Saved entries
———
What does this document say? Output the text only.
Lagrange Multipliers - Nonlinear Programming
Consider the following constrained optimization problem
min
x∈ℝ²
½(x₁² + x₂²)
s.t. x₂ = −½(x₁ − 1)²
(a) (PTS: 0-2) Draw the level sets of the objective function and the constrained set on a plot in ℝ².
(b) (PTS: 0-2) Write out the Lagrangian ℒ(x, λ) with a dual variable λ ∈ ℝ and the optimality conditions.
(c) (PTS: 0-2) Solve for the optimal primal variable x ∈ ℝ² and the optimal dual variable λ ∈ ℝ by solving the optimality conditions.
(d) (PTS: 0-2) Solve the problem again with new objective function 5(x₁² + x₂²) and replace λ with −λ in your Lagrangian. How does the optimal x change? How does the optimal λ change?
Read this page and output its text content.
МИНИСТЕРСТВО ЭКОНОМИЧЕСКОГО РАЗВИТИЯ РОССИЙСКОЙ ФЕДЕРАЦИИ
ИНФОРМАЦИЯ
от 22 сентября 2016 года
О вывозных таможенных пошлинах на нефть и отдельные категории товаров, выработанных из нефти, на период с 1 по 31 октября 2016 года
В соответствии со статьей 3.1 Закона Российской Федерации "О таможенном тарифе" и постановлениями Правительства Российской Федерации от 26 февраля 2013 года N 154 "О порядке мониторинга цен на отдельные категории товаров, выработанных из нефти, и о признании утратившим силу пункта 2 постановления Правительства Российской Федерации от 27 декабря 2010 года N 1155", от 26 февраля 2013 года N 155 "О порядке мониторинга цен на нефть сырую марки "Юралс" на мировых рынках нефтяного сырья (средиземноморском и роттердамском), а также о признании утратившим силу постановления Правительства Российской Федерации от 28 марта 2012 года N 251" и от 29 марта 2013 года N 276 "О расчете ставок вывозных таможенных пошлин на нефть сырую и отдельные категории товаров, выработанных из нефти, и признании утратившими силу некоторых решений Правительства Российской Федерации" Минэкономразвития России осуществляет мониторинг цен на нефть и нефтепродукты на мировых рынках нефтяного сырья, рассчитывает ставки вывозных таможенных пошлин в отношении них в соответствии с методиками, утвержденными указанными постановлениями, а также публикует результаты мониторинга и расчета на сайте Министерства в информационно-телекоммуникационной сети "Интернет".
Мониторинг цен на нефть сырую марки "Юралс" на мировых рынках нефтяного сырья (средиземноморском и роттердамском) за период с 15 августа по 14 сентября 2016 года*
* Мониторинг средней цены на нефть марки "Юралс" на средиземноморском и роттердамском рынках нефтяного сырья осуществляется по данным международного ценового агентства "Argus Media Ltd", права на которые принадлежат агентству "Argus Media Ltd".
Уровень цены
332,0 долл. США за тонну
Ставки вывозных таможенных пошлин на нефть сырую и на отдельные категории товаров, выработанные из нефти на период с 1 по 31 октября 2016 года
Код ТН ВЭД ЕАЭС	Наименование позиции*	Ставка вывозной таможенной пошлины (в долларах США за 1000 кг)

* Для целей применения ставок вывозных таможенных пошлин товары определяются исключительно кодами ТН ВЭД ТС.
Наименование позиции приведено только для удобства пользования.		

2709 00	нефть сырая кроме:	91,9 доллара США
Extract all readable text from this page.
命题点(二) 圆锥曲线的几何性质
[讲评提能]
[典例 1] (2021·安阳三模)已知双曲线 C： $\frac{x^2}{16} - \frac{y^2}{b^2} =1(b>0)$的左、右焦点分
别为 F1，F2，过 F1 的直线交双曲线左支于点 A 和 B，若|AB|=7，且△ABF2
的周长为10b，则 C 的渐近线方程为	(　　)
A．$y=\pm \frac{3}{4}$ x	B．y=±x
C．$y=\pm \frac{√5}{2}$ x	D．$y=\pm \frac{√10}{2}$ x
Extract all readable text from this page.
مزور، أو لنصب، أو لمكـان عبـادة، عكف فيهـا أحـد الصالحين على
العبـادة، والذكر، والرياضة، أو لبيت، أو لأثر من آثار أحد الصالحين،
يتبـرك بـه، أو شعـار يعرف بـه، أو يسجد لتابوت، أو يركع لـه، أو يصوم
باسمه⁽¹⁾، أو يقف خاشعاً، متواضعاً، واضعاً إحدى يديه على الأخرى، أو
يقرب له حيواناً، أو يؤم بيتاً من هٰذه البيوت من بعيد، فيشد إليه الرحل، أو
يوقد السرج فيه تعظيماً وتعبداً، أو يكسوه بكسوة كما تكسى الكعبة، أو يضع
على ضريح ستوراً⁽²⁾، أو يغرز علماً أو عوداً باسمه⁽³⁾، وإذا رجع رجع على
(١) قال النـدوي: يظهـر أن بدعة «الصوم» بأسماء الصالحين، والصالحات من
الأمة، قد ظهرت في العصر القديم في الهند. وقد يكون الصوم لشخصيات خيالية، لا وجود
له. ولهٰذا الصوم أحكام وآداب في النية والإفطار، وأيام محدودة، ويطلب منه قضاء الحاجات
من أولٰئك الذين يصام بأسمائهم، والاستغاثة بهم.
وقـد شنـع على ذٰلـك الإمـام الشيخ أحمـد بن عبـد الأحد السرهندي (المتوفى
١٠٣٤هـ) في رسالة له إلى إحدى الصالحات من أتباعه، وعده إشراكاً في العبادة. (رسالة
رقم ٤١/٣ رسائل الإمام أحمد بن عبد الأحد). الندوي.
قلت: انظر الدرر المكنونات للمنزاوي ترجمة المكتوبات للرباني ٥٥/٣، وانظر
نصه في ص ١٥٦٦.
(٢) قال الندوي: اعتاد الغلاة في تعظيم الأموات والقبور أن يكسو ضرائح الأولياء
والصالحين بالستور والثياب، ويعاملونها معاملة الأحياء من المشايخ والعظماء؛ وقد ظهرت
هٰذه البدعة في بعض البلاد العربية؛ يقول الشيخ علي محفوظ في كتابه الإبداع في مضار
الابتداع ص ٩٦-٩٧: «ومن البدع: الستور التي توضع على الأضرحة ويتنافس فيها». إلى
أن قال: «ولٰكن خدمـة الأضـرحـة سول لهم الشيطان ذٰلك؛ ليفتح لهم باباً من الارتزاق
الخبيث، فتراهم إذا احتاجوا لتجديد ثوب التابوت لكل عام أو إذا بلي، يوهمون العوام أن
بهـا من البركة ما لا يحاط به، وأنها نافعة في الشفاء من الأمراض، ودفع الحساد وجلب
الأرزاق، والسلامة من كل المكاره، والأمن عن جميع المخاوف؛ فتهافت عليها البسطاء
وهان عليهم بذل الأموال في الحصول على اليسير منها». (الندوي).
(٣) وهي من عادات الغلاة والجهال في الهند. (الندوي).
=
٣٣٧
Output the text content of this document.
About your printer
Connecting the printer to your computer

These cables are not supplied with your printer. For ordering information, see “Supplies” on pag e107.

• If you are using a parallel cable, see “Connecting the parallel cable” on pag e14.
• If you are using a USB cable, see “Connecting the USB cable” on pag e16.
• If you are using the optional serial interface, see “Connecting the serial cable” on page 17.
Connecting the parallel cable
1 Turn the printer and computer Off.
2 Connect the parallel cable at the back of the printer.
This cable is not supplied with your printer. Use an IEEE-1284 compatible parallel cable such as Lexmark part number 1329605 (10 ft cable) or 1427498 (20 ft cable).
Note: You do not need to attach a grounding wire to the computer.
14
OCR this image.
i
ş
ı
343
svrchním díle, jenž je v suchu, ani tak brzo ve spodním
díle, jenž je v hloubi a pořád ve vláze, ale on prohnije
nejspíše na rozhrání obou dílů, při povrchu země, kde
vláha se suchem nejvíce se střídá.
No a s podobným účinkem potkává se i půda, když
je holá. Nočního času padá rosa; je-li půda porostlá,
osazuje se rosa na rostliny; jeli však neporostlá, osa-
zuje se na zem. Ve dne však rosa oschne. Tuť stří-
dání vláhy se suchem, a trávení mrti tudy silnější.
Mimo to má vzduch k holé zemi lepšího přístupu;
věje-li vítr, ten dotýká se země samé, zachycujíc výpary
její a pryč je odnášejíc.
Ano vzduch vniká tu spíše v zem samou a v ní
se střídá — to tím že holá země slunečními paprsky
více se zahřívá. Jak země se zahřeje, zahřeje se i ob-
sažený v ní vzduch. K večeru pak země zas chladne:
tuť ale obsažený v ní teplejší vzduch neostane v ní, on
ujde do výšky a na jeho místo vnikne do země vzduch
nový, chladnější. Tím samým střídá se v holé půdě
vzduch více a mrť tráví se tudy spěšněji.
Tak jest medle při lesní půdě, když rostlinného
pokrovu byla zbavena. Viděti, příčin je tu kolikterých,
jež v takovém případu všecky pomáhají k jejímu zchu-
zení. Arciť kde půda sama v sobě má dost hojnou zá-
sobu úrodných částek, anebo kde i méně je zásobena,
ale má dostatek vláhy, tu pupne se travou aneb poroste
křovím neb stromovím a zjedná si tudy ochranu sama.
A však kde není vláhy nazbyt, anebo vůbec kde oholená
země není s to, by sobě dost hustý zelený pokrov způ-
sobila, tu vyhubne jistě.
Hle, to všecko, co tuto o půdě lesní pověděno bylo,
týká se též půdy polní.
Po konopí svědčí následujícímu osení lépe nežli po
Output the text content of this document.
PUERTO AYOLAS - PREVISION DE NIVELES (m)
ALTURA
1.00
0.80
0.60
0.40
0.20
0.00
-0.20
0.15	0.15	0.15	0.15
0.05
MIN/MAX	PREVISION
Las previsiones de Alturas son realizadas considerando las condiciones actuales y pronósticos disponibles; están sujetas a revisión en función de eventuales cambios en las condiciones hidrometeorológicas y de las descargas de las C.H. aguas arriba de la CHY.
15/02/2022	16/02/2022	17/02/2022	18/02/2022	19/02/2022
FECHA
———
- **TASK TO COMPLETE**
All lines holding the word "frac" should be picked out and copied.

- **REPLY**
[典例 1] (2021·安阳三模)已知双曲线 C： $\frac{x^2}{16} - \frac{y^2}{b^2} =1(b>0)$的左、右焦点分
A．$y=\pm \frac{3}{4}$ x	B．y=±x
C．$y=\pm \frac{√5}{2}$ x	D．$y=\pm \frac{√10}{2}$ x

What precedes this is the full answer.